**WHAT YOU HAVE TO DO**: State how many lines in the entries below contain "Andrei". Write nothing but the number.

**SUPPLIED MATERIAL**:
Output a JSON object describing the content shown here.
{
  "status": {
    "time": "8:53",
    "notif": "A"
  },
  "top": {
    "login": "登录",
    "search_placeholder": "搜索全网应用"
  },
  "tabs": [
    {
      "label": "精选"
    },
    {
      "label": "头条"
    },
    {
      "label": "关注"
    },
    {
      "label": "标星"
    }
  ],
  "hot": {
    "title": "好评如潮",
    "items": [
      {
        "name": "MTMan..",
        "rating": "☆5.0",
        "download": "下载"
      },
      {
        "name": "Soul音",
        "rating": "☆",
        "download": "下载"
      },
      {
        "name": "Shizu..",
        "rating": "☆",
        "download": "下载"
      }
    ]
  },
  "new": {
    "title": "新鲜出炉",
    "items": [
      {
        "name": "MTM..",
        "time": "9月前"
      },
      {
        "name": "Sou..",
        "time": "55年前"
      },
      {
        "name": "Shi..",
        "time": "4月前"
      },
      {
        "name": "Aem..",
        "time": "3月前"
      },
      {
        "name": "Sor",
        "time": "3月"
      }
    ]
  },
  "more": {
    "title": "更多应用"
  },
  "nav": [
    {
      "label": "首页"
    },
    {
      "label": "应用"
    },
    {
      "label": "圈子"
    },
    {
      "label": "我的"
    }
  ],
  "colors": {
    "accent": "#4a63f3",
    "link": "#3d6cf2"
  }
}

...

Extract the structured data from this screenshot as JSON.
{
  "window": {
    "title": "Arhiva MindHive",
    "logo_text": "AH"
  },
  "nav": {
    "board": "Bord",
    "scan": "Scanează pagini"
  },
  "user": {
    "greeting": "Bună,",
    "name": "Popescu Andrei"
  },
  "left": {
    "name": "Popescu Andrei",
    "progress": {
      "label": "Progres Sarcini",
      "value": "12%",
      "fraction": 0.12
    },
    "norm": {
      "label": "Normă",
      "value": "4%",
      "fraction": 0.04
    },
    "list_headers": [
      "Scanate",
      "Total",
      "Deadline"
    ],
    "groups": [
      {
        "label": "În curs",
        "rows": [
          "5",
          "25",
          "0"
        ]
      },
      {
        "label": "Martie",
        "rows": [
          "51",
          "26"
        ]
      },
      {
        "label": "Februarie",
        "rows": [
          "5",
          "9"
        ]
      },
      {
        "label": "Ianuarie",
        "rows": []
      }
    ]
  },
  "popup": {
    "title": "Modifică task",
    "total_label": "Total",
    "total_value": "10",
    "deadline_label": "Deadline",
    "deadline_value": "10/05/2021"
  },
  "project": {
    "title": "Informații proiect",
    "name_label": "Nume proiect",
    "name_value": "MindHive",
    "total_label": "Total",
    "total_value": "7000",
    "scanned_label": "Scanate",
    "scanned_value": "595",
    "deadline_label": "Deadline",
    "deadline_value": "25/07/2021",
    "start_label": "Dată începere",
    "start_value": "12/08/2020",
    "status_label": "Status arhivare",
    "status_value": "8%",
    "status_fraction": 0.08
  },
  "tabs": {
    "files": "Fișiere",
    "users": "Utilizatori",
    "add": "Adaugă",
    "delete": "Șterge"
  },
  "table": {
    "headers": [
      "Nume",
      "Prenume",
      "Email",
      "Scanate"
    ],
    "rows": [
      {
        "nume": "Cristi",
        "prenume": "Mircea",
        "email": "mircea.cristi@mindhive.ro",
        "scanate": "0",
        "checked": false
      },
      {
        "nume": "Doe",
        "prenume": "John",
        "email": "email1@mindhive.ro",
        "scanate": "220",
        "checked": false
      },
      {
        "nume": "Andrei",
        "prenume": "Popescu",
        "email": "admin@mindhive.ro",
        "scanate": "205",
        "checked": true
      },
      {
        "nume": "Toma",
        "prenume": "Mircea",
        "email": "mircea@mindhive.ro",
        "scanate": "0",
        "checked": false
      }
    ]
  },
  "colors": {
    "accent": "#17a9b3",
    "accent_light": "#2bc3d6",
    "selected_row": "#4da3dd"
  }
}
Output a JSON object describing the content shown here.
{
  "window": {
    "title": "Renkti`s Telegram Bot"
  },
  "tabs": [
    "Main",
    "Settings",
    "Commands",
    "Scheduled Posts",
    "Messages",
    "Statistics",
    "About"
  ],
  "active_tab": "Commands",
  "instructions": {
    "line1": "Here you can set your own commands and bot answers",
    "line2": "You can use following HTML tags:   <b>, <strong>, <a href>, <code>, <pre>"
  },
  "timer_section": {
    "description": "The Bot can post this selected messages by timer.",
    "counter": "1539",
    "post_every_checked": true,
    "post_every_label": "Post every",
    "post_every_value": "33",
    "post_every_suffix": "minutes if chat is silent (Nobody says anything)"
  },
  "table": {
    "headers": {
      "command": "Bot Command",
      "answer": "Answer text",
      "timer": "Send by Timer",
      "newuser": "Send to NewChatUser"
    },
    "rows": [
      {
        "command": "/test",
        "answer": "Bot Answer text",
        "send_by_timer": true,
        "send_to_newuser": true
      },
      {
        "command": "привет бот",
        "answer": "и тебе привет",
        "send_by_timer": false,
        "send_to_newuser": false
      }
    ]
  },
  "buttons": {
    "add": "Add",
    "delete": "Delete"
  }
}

**ANSWER FOR THE TASK**: 3